▸ **Task description**
Write down each entry again, exactly as it reads.

▸ **Records supplied**

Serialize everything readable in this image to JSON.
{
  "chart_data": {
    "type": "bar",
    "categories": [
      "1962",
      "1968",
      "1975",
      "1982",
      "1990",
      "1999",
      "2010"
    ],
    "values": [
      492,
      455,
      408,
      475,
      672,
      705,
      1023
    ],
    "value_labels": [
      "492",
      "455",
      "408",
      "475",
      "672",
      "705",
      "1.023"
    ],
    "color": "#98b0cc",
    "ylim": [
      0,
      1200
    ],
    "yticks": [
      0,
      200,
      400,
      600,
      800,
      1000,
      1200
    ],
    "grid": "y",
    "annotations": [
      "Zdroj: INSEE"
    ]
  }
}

▸ **Correct result**
Serialize everything readable in this image to JSON.
{
  "chart_data": {
    "type": "bar",
    "categories": [
      "1962",
      "1968",
      "1975",
      "1982",
      "1990",
      "1999",
      "2010"
    ],
    "values": [
      492,
      455,
      408,
      475,
      672,
      705,
      1023
    ],
    "value_labels": [
      "492",
      "455",
      "408",
      "475",
      "672",
      "705",
      "1.023"
    ],
    "color": "#98b0cc",
    "ylim": [
      0,
      1200
    ],
    "yticks": [
      0,
      200,
      400,
      600,
      800,
      1000,
      1200
    ],
    "grid": "y",
    "annotations": [
      "Zdroj: INSEE"
    ]
  }
}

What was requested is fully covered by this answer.